# WHAT YOU WILL DO
List every line in this data where the string "stars" occurs.
------ GIVEN ENTRIES ------
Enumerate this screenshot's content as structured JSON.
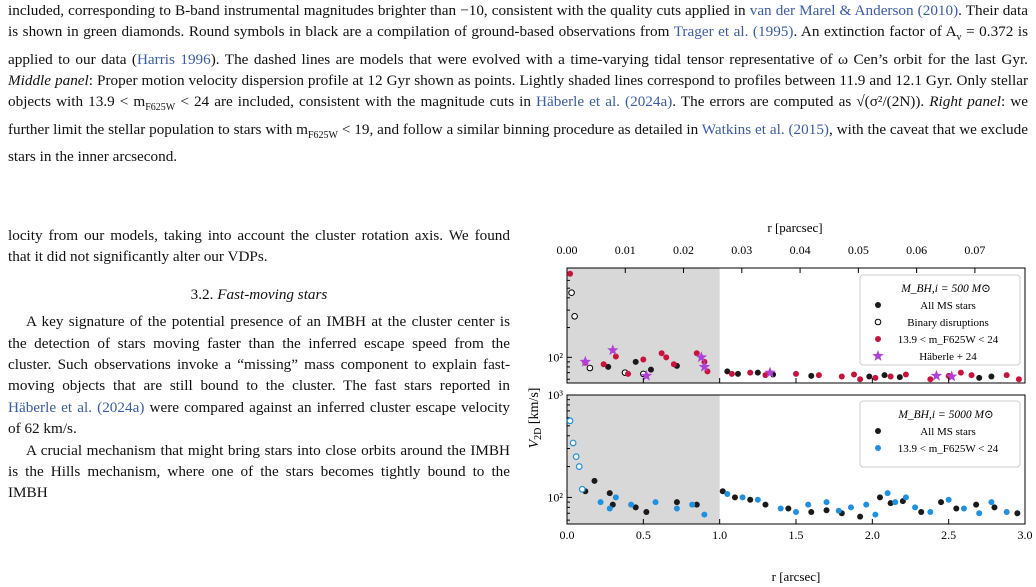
{
  "caption": {
    "line1": "included, corresponding to B-band instrumental magnitudes brighter than −10, consistent with the quality cuts applied in",
    "cite_vdm": "van der Marel & Anderson",
    "year_vdm": "2010",
    "line2_rest": ". Their data is shown in green diamonds. Round symbols in black are a compilation of ground-based observations from ",
    "cite_trager": "Trager et al.",
    "year_trager": "1995",
    "line3_mid": ". An extinction factor of A",
    "av_sub": "v",
    "av_rest": " = 0.372 is applied to our data (",
    "cite_harris": "Harris 1996",
    "line3_end": ").",
    "line4": "The dashed lines are models that were evolved with a time-varying tidal tensor representative of ω Cen’s orbit for the last Gyr.",
    "middle_label": "Middle panel",
    "middle_text": ": Proper motion velocity dispersion profile at 12 Gyr shown as points. Lightly shaded lines correspond to profiles between 11.9 and 12.1 Gyr. Only stellar objects with 13.9 < m",
    "mag_sub": "F625W",
    "middle_text2": " < 24 are included, consistent with the magnitude cuts in ",
    "cite_haberle": "Häberle et al.",
    "year_haberle": "2024a",
    "err_text": ". The errors are computed as ",
    "err_formula": "√(σ²/(2N))",
    "err_end": ". ",
    "right_label": "Right panel",
    "right_text": ": we further limit the stellar population to stars with m",
    "right_text2": " < 19, and follow a similar binning procedure as detailed in ",
    "cite_watkins": "Watkins et al.",
    "year_watkins": "2015",
    "right_text3": ", with the caveat that we exclude stars in the inner arcsecond."
  },
  "body": {
    "para1": "locity from our models, taking into account the cluster rotation axis. We found that it did not significantly alter our VDPs.",
    "section_number": "3.2.",
    "section_title": "Fast-moving stars",
    "para2a": "A key signature of the potential presence of an IMBH at the cluster center is the detection of stars moving faster than the inferred escape speed from the cluster. Such observations invoke a “missing” mass component to explain fast-moving objects that are still bound to the cluster. The fast stars reported in ",
    "cite_haberle": "Häberle et al.",
    "year_haberle": "2024a",
    "para2b": " were compared against an inferred cluster escape velocity of 62 km/s.",
    "para3": "A crucial mechanism that might bring stars into close orbits around the IMBH is the Hills mechanism, where one of the stars becomes tightly bound to the IMBH"
  },
  "figure": {
    "top_axis_label": "r [parcsec]",
    "top_ticks": [
      "0.00",
      "0.01",
      "0.02",
      "0.03",
      "0.04",
      "0.05",
      "0.06",
      "0.07"
    ],
    "bottom_axis_label": "r [arcsec]",
    "bottom_ticks": [
      "0.0",
      "0.5",
      "1.0",
      "1.5",
      "2.0",
      "2.5",
      "3.0"
    ],
    "y_axis_label": "V2D [km/s]",
    "y_ticks_top": [
      "10²"
    ],
    "y_ticks_bottom": [
      "10³",
      "10²"
    ],
    "colors": {
      "ms": "#1a1a1a",
      "red": "#c8143c",
      "purple": "#b040d8",
      "blue": "#2090e0",
      "shade": "#d8d8d8"
    },
    "panels": [
      {
        "legend_title": "M_BH,i = 500 M⊙",
        "legend": [
          "All MS stars",
          "Binary disruptions",
          "13.9 < m_F625W < 24",
          "Häberle + 24"
        ]
      },
      {
        "legend_title": "M_BH,i = 5000 M⊙",
        "legend": [
          "All MS stars",
          "13.9 < m_F625W < 24"
        ]
      }
    ]
  },
  "chart_data": [
    {
      "type": "scatter",
      "title": "M_BH,i = 500 M⊙",
      "xlabel": "r [arcsec]",
      "ylabel": "V2D [km/s]",
      "xlim": [
        0,
        3.0
      ],
      "ylog": true,
      "shaded_region": [
        0,
        1.0
      ],
      "series": [
        {
          "name": "All MS stars",
          "points": [
            [
              0.27,
              80
            ],
            [
              0.45,
              90
            ],
            [
              0.55,
              75
            ],
            [
              0.72,
              82
            ],
            [
              1.05,
              72
            ],
            [
              1.12,
              68
            ],
            [
              1.25,
              70
            ],
            [
              1.35,
              67
            ],
            [
              1.6,
              65
            ],
            [
              1.98,
              64
            ],
            [
              2.08,
              66
            ],
            [
              2.18,
              63
            ],
            [
              2.7,
              62
            ],
            [
              2.78,
              64
            ]
          ]
        },
        {
          "name": "Binary disruptions",
          "points": [
            [
              0.03,
              450
            ],
            [
              0.05,
              260
            ],
            [
              0.15,
              78
            ],
            [
              0.38,
              70
            ],
            [
              0.5,
              68
            ]
          ]
        },
        {
          "name": "13.9 < m_F625W < 24",
          "points": [
            [
              0.02,
              700
            ],
            [
              0.12,
              88
            ],
            [
              0.24,
              85
            ],
            [
              0.32,
              102
            ],
            [
              0.4,
              68
            ],
            [
              0.5,
              95
            ],
            [
              0.62,
              110
            ],
            [
              0.65,
              100
            ],
            [
              0.7,
              85
            ],
            [
              0.85,
              110
            ],
            [
              0.9,
              90
            ],
            [
              0.92,
              72
            ],
            [
              1.08,
              68
            ],
            [
              1.2,
              70
            ],
            [
              1.3,
              66
            ],
            [
              1.5,
              68
            ],
            [
              1.65,
              66
            ],
            [
              1.8,
              64
            ],
            [
              1.88,
              67
            ],
            [
              1.92,
              60
            ],
            [
              2.02,
              62
            ],
            [
              2.12,
              64
            ],
            [
              2.22,
              67
            ],
            [
              2.38,
              60
            ],
            [
              2.5,
              65
            ],
            [
              2.58,
              70
            ],
            [
              2.65,
              66
            ],
            [
              2.88,
              66
            ],
            [
              2.96,
              60
            ]
          ]
        },
        {
          "name": "Häberle + 24",
          "points": [
            [
              0.12,
              90
            ],
            [
              0.3,
              118
            ],
            [
              0.52,
              65
            ],
            [
              0.88,
              100
            ],
            [
              0.9,
              80
            ],
            [
              1.33,
              70
            ],
            [
              2.42,
              65
            ],
            [
              2.52,
              64
            ]
          ]
        }
      ]
    },
    {
      "type": "scatter",
      "title": "M_BH,i = 5000 M⊙",
      "xlabel": "r [arcsec]",
      "ylabel": "V2D [km/s]",
      "xlim": [
        0,
        3.0
      ],
      "ylog": true,
      "shaded_region": [
        0,
        1.0
      ],
      "series": [
        {
          "name": "All MS stars",
          "points": [
            [
              0.12,
              115
            ],
            [
              0.18,
              145
            ],
            [
              0.28,
              110
            ],
            [
              0.3,
              85
            ],
            [
              0.45,
              80
            ],
            [
              0.52,
              72
            ],
            [
              0.72,
              90
            ],
            [
              0.85,
              85
            ],
            [
              1.02,
              115
            ],
            [
              1.1,
              100
            ],
            [
              1.2,
              95
            ],
            [
              1.3,
              85
            ],
            [
              1.45,
              78
            ],
            [
              1.6,
              72
            ],
            [
              1.7,
              75
            ],
            [
              1.8,
              70
            ],
            [
              1.92,
              65
            ],
            [
              2.05,
              100
            ],
            [
              2.12,
              88
            ],
            [
              2.2,
              92
            ],
            [
              2.32,
              72
            ],
            [
              2.45,
              90
            ],
            [
              2.55,
              78
            ],
            [
              2.68,
              85
            ],
            [
              2.8,
              80
            ],
            [
              2.95,
              70
            ]
          ]
        },
        {
          "name": "13.9 < m_F625W < 24",
          "points": [
            [
              0.02,
              560
            ],
            [
              0.04,
              340
            ],
            [
              0.06,
              250
            ],
            [
              0.08,
              200
            ],
            [
              0.1,
              120
            ],
            [
              0.22,
              90
            ],
            [
              0.28,
              78
            ],
            [
              0.32,
              100
            ],
            [
              0.42,
              85
            ],
            [
              0.58,
              90
            ],
            [
              0.72,
              78
            ],
            [
              0.82,
              85
            ],
            [
              0.9,
              68
            ],
            [
              1.05,
              108
            ],
            [
              1.15,
              100
            ],
            [
              1.25,
              95
            ],
            [
              1.4,
              78
            ],
            [
              1.5,
              72
            ],
            [
              1.58,
              85
            ],
            [
              1.7,
              90
            ],
            [
              1.78,
              74
            ],
            [
              1.86,
              80
            ],
            [
              1.96,
              85
            ],
            [
              2.02,
              68
            ],
            [
              2.1,
              110
            ],
            [
              2.15,
              90
            ],
            [
              2.22,
              100
            ],
            [
              2.28,
              80
            ],
            [
              2.38,
              72
            ],
            [
              2.5,
              95
            ],
            [
              2.6,
              78
            ],
            [
              2.7,
              70
            ],
            [
              2.78,
              90
            ],
            [
              2.88,
              72
            ]
          ]
        }
      ]
    }
  ]
}
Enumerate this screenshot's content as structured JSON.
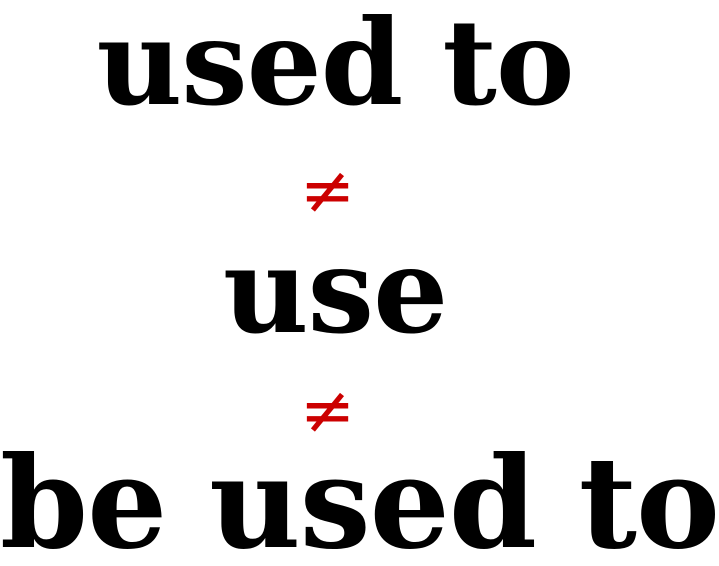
------
# WRITTEN RESPONSE
    "right_text": ": we further limit the stellar population to stars with m",
    "right_text3": ", with the caveat that we exclude stars in the inner arcsecond."
    "section_title": "Fast-moving stars",
    "para2a": "A key signature of the potential presence of an IMBH at the cluster center is the detection of stars moving faster than the inferred escape speed from the cluster. Such observations invoke a “missing” mass component to explain fast-moving objects that are still bound to the cluster. The fast stars reported in ",
    "para3": "A crucial mechanism that might bring stars into close orbits around the IMBH is the Hills mechanism, where one of the stars becomes tightly bound to the IMBH"
          "All MS stars",
          "All MS stars",
          "name": "All MS stars",
          "name": "All MS stars",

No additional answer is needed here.